◆ **TO DO**
Without the images, print all the entries below exactly as given.

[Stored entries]
______
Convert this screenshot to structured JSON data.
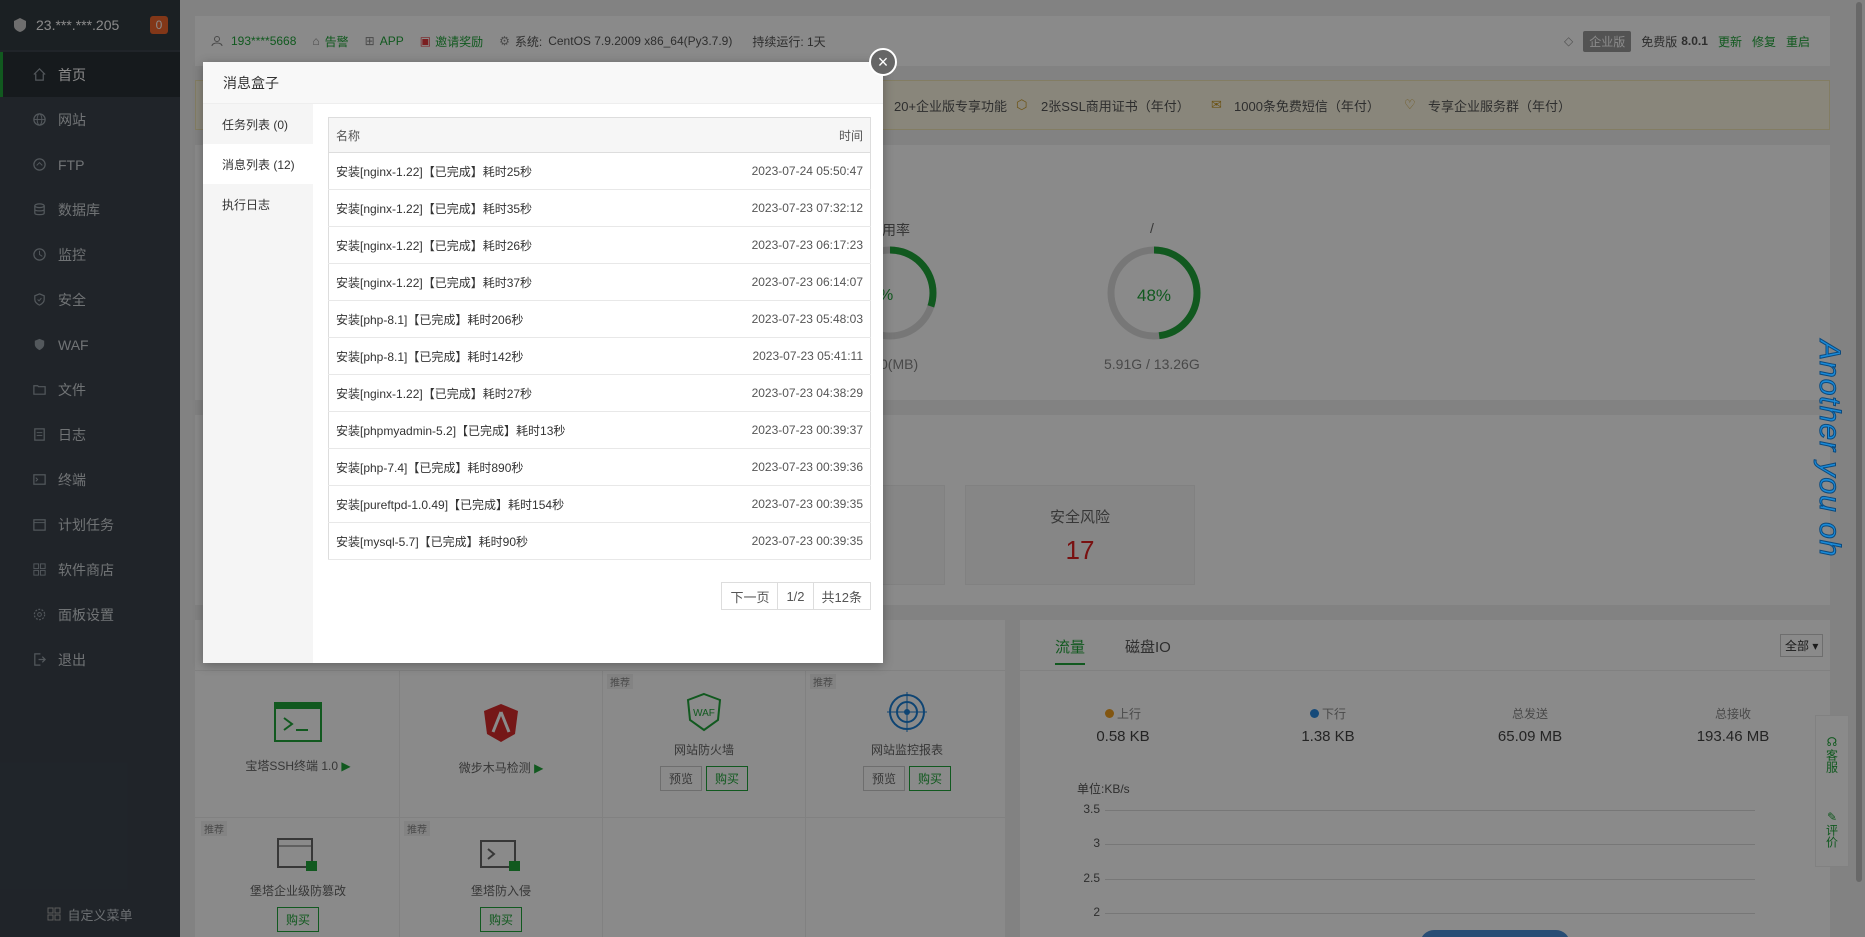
{
  "sidebar": {
    "ip": "23.***.***.205",
    "badge": "0",
    "items": [
      {
        "label": "首页",
        "icon": "home-icon"
      },
      {
        "label": "网站",
        "icon": "globe-icon"
      },
      {
        "label": "FTP",
        "icon": "ftp-icon"
      },
      {
        "label": "数据库",
        "icon": "database-icon"
      },
      {
        "label": "监控",
        "icon": "monitor-icon"
      },
      {
        "label": "安全",
        "icon": "shield-icon"
      },
      {
        "label": "WAF",
        "icon": "waf-icon"
      },
      {
        "label": "文件",
        "icon": "folder-icon"
      },
      {
        "label": "日志",
        "icon": "log-icon"
      },
      {
        "label": "终端",
        "icon": "terminal-icon"
      },
      {
        "label": "计划任务",
        "icon": "calendar-icon"
      },
      {
        "label": "软件商店",
        "icon": "grid-icon"
      },
      {
        "label": "面板设置",
        "icon": "gear-icon"
      },
      {
        "label": "退出",
        "icon": "logout-icon"
      }
    ],
    "footer": "自定义菜单"
  },
  "topbar": {
    "user": "193****5668",
    "alert": "告警",
    "app": "APP",
    "invite": "邀请奖励",
    "system_label": "系统:",
    "system_value": "CentOS 7.9.2009 x86_64(Py3.7.9)",
    "uptime": "持续运行: 1天",
    "edition_tag": "企业版",
    "edition": "免费版",
    "version": "8.0.1",
    "update": "更新",
    "repair": "修复",
    "restart": "重启"
  },
  "promo": {
    "items": [
      "20+企业版专享功能",
      "2张SSL商用证书（年付）",
      "1000条免费短信（年付）",
      "专享企业服务群（年付）"
    ]
  },
  "overview": {
    "mem_label": "用率",
    "mem_sub": "0(MB)",
    "mem_pct": "%",
    "disk_label": "/",
    "disk_pct": "48%",
    "disk_sub": "5.91G / 13.26G",
    "disk_fill": 0.48,
    "mem_fill": 0.3
  },
  "security": {
    "risk_title": "安全风险",
    "risk_count": "17"
  },
  "software": [
    {
      "name": "宝塔SSH终端 1.0",
      "tag": ""
    },
    {
      "name": "微步木马检测",
      "tag": ""
    },
    {
      "name": "网站防火墙",
      "tag": "推荐",
      "preview": "预览",
      "buy": "购买"
    },
    {
      "name": "网站监控报表",
      "tag": "推荐",
      "preview": "预览",
      "buy": "购买"
    },
    {
      "name": "堡塔企业级防篡改",
      "tag": "推荐",
      "buy": "购买"
    },
    {
      "name": "堡塔防入侵",
      "tag": "推荐",
      "buy": "购买"
    }
  ],
  "flow": {
    "tab_traffic": "流量",
    "tab_io": "磁盘IO",
    "select": "全部",
    "up_label": "上行",
    "up_value": "0.58 KB",
    "down_label": "下行",
    "down_value": "1.38 KB",
    "sent_label": "总发送",
    "sent_value": "65.09 MB",
    "recv_label": "总接收",
    "recv_value": "193.46 MB",
    "unit": "单位:KB/s",
    "yticks": [
      "3.5",
      "3",
      "2.5",
      "2"
    ]
  },
  "float": {
    "service": "客服",
    "review": "评价"
  },
  "watermark": "Another you oh",
  "modal": {
    "title": "消息盒子",
    "tabs": [
      "任务列表 (0)",
      "消息列表 (12)",
      "执行日志"
    ],
    "col_name": "名称",
    "col_time": "时间",
    "rows": [
      {
        "name": "安装[nginx-1.22]【已完成】耗时25秒",
        "time": "2023-07-24 05:50:47"
      },
      {
        "name": "安装[nginx-1.22]【已完成】耗时35秒",
        "time": "2023-07-23 07:32:12"
      },
      {
        "name": "安装[nginx-1.22]【已完成】耗时26秒",
        "time": "2023-07-23 06:17:23"
      },
      {
        "name": "安装[nginx-1.22]【已完成】耗时37秒",
        "time": "2023-07-23 06:14:07"
      },
      {
        "name": "安装[php-8.1]【已完成】耗时206秒",
        "time": "2023-07-23 05:48:03"
      },
      {
        "name": "安装[php-8.1]【已完成】耗时142秒",
        "time": "2023-07-23 05:41:11"
      },
      {
        "name": "安装[nginx-1.22]【已完成】耗时27秒",
        "time": "2023-07-23 04:38:29"
      },
      {
        "name": "安装[phpmyadmin-5.2]【已完成】耗时13秒",
        "time": "2023-07-23 00:39:37"
      },
      {
        "name": "安装[php-7.4]【已完成】耗时890秒",
        "time": "2023-07-23 00:39:36"
      },
      {
        "name": "安装[pureftpd-1.0.49]【已完成】耗时154秒",
        "time": "2023-07-23 00:39:35"
      },
      {
        "name": "安装[mysql-5.7]【已完成】耗时90秒",
        "time": "2023-07-23 00:39:35"
      }
    ],
    "pager": {
      "next": "下一页",
      "page": "1/2",
      "total": "共12条"
    },
    "close": "×"
  }
}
______
◆ **FINISHED EXERCISE**
Convert this screenshot to structured JSON data.
{
  "sidebar": {
    "ip": "23.***.***.205",
    "badge": "0",
    "items": [
      {
        "label": "首页",
        "icon": "home-icon"
      },
      {
        "label": "网站",
        "icon": "globe-icon"
      },
      {
        "label": "FTP",
        "icon": "ftp-icon"
      },
      {
        "label": "数据库",
        "icon": "database-icon"
      },
      {
        "label": "监控",
        "icon": "monitor-icon"
      },
      {
        "label": "安全",
        "icon": "shield-icon"
      },
      {
        "label": "WAF",
        "icon": "waf-icon"
      },
      {
        "label": "文件",
        "icon": "folder-icon"
      },
      {
        "label": "日志",
        "icon": "log-icon"
      },
      {
        "label": "终端",
        "icon": "terminal-icon"
      },
      {
        "label": "计划任务",
        "icon": "calendar-icon"
      },
      {
        "label": "软件商店",
        "icon": "grid-icon"
      },
      {
        "label": "面板设置",
        "icon": "gear-icon"
      },
      {
        "label": "退出",
        "icon": "logout-icon"
      }
    ],
    "footer": "自定义菜单"
  },
  "topbar": {
    "user": "193****5668",
    "alert": "告警",
    "app": "APP",
    "invite": "邀请奖励",
    "system_label": "系统:",
    "system_value": "CentOS 7.9.2009 x86_64(Py3.7.9)",
    "uptime": "持续运行: 1天",
    "edition_tag": "企业版",
    "edition": "免费版",
    "version": "8.0.1",
    "update": "更新",
    "repair": "修复",
    "restart": "重启"
  },
  "promo": {
    "items": [
      "20+企业版专享功能",
      "2张SSL商用证书（年付）",
      "1000条免费短信（年付）",
      "专享企业服务群（年付）"
    ]
  },
  "overview": {
    "mem_label": "用率",
    "mem_sub": "0(MB)",
    "mem_pct": "%",
    "disk_label": "/",
    "disk_pct": "48%",
    "disk_sub": "5.91G / 13.26G",
    "disk_fill": 0.48,
    "mem_fill": 0.3
  },
  "security": {
    "risk_title": "安全风险",
    "risk_count": "17"
  },
  "software": [
    {
      "name": "宝塔SSH终端 1.0",
      "tag": ""
    },
    {
      "name": "微步木马检测",
      "tag": ""
    },
    {
      "name": "网站防火墙",
      "tag": "推荐",
      "preview": "预览",
      "buy": "购买"
    },
    {
      "name": "网站监控报表",
      "tag": "推荐",
      "preview": "预览",
      "buy": "购买"
    },
    {
      "name": "堡塔企业级防篡改",
      "tag": "推荐",
      "buy": "购买"
    },
    {
      "name": "堡塔防入侵",
      "tag": "推荐",
      "buy": "购买"
    }
  ],
  "flow": {
    "tab_traffic": "流量",
    "tab_io": "磁盘IO",
    "select": "全部",
    "up_label": "上行",
    "up_value": "0.58 KB",
    "down_label": "下行",
    "down_value": "1.38 KB",
    "sent_label": "总发送",
    "sent_value": "65.09 MB",
    "recv_label": "总接收",
    "recv_value": "193.46 MB",
    "unit": "单位:KB/s",
    "yticks": [
      "3.5",
      "3",
      "2.5",
      "2"
    ]
  },
  "float": {
    "service": "客服",
    "review": "评价"
  },
  "watermark": "Another you oh",
  "modal": {
    "title": "消息盒子",
    "tabs": [
      "任务列表 (0)",
      "消息列表 (12)",
      "执行日志"
    ],
    "col_name": "名称",
    "col_time": "时间",
    "rows": [
      {
        "name": "安装[nginx-1.22]【已完成】耗时25秒",
        "time": "2023-07-24 05:50:47"
      },
      {
        "name": "安装[nginx-1.22]【已完成】耗时35秒",
        "time": "2023-07-23 07:32:12"
      },
      {
        "name": "安装[nginx-1.22]【已完成】耗时26秒",
        "time": "2023-07-23 06:17:23"
      },
      {
        "name": "安装[nginx-1.22]【已完成】耗时37秒",
        "time": "2023-07-23 06:14:07"
      },
      {
        "name": "安装[php-8.1]【已完成】耗时206秒",
        "time": "2023-07-23 05:48:03"
      },
      {
        "name": "安装[php-8.1]【已完成】耗时142秒",
        "time": "2023-07-23 05:41:11"
      },
      {
        "name": "安装[nginx-1.22]【已完成】耗时27秒",
        "time": "2023-07-23 04:38:29"
      },
      {
        "name": "安装[phpmyadmin-5.2]【已完成】耗时13秒",
        "time": "2023-07-23 00:39:37"
      },
      {
        "name": "安装[php-7.4]【已完成】耗时890秒",
        "time": "2023-07-23 00:39:36"
      },
      {
        "name": "安装[pureftpd-1.0.49]【已完成】耗时154秒",
        "time": "2023-07-23 00:39:35"
      },
      {
        "name": "安装[mysql-5.7]【已完成】耗时90秒",
        "time": "2023-07-23 00:39:35"
      }
    ],
    "pager": {
      "next": "下一页",
      "page": "1/2",
      "total": "共12条"
    },
    "close": "×"
  }
}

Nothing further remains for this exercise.